Single out the lines that include the word "Средний". Copy them.
____ Task material
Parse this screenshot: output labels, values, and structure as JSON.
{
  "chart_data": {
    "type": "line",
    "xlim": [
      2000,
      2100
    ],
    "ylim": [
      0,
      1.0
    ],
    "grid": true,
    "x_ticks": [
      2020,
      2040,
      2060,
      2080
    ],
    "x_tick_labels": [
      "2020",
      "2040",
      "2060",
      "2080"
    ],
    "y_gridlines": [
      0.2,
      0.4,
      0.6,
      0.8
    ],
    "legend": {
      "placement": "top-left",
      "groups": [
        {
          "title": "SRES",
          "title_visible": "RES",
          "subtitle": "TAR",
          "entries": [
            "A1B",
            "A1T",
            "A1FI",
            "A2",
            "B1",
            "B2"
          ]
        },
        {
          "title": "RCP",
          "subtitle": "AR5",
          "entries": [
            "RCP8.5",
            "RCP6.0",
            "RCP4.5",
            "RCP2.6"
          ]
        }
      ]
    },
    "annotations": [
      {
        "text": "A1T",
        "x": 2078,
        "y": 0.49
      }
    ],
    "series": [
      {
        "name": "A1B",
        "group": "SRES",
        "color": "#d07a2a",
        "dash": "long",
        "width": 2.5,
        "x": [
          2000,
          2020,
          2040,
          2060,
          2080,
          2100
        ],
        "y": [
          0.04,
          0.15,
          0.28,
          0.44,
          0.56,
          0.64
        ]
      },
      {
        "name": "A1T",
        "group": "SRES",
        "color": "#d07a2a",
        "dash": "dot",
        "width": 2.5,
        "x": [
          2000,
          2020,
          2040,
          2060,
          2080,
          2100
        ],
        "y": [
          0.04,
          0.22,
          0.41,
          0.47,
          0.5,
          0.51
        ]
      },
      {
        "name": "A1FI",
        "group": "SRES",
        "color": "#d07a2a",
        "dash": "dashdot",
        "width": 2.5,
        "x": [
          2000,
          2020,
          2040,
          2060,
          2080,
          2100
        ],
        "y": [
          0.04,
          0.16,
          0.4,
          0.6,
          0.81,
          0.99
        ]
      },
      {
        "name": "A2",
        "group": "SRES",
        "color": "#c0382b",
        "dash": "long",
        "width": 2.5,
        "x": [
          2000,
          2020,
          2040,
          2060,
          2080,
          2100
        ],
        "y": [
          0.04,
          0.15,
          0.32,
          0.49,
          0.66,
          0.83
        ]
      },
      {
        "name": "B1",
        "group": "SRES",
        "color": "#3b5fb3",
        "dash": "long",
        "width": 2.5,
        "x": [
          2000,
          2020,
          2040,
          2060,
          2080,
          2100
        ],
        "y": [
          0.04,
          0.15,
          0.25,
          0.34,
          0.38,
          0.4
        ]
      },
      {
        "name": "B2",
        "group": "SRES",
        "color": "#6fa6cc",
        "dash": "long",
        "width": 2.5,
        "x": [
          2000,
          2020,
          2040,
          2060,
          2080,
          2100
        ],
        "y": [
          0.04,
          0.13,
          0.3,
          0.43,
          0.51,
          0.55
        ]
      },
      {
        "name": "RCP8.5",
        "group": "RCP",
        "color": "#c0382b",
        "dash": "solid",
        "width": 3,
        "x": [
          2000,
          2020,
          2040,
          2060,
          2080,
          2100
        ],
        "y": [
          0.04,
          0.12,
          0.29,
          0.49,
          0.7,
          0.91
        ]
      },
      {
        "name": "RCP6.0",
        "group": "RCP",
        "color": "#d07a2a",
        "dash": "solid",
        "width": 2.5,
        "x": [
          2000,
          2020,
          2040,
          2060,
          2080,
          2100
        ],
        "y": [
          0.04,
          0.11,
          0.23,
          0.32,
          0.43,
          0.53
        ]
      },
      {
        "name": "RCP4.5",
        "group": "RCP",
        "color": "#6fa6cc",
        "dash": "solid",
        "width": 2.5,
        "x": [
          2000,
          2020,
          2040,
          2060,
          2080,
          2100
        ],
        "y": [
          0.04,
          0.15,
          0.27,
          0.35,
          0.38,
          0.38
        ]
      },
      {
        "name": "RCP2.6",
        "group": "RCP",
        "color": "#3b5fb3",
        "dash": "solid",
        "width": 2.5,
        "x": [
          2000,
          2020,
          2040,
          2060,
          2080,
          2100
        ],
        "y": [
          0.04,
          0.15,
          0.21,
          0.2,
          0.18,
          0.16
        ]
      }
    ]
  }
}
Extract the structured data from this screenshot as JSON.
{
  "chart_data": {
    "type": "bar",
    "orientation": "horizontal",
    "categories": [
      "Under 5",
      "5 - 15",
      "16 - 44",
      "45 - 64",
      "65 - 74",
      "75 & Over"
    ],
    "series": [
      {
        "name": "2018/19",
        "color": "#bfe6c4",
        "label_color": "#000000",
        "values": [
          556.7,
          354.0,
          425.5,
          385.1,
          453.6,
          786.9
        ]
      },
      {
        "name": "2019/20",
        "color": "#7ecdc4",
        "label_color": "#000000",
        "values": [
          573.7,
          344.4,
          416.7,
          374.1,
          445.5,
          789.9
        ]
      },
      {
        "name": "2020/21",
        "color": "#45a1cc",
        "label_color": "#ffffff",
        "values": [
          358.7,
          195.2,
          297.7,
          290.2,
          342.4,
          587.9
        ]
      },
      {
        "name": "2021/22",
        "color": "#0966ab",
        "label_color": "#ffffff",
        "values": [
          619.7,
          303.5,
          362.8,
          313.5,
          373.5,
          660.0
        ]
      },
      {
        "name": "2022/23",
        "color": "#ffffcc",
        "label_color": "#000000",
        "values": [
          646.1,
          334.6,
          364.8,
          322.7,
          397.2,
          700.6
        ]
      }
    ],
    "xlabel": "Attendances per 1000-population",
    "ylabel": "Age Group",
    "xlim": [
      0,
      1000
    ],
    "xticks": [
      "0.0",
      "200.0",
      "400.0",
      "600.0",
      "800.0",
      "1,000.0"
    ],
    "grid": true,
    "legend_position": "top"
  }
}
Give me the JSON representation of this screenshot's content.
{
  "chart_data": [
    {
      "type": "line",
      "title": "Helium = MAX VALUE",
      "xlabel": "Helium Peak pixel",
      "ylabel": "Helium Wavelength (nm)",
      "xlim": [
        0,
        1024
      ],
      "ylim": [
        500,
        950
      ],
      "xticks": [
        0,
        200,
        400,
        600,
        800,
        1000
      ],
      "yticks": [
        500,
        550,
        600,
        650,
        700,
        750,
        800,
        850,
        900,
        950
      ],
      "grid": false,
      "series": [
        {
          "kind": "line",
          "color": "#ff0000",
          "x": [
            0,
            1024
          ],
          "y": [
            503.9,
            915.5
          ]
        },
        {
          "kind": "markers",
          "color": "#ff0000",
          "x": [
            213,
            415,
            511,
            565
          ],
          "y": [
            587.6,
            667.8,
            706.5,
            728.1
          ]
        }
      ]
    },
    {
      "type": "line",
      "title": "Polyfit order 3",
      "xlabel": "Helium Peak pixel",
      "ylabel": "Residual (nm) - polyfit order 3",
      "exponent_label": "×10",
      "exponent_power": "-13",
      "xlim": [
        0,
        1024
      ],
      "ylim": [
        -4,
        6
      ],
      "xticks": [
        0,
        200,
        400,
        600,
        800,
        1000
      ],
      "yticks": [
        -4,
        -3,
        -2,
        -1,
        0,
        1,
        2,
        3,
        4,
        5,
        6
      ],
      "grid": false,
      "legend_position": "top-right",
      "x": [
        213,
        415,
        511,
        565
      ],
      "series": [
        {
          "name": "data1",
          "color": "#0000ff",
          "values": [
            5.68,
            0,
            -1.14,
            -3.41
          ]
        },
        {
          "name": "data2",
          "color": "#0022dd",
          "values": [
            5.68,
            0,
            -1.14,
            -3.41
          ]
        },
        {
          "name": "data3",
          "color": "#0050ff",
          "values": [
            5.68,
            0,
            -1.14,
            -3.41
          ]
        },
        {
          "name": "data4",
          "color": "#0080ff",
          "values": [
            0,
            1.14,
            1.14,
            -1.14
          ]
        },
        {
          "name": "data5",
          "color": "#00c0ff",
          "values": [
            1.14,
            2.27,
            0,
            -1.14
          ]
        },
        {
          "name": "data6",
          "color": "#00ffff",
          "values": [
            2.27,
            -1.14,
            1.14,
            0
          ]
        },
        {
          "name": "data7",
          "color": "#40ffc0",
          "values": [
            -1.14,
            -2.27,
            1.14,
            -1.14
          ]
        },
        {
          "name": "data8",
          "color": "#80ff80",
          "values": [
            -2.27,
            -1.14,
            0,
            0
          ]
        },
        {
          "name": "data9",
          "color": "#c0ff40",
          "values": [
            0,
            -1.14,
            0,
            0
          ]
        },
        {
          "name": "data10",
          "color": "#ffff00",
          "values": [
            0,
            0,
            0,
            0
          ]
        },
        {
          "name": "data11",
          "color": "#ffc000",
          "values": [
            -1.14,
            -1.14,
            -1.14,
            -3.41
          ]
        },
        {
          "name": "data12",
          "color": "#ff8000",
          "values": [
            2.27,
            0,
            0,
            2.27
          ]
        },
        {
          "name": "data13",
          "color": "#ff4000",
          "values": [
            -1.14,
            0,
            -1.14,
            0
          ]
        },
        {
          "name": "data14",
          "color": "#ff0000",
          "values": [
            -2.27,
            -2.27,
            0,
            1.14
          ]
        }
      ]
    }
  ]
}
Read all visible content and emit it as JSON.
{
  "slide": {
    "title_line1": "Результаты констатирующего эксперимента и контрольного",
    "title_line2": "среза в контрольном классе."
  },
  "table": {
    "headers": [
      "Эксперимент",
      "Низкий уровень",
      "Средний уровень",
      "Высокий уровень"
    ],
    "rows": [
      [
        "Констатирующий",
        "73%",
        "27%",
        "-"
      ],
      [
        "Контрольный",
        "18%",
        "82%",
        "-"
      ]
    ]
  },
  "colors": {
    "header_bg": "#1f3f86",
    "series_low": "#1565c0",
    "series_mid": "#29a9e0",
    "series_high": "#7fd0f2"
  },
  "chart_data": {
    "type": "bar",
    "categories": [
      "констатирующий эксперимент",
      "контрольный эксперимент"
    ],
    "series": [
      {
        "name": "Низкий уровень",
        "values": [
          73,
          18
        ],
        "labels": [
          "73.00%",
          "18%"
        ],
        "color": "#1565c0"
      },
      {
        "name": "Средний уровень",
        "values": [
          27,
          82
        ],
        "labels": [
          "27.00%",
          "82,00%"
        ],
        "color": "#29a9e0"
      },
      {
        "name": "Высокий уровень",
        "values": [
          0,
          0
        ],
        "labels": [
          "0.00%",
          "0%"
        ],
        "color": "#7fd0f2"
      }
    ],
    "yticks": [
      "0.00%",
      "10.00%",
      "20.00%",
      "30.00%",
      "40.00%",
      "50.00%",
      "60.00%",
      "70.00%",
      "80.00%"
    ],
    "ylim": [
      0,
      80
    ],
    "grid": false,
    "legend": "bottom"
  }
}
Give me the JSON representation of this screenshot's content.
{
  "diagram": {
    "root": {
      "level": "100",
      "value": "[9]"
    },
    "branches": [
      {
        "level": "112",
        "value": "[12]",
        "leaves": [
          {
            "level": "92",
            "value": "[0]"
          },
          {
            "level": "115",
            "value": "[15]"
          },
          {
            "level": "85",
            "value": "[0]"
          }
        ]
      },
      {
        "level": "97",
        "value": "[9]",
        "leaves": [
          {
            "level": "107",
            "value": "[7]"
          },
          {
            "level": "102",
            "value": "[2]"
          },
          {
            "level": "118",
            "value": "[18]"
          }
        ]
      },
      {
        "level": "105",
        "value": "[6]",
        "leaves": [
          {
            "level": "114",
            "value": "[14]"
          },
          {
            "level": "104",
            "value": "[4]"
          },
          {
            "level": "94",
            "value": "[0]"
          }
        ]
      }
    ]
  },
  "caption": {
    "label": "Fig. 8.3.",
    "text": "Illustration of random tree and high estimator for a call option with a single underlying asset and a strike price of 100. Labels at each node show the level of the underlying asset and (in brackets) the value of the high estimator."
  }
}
________
> _Finished exercise_
      "Средний уровень",
        "name": "Средний уровень",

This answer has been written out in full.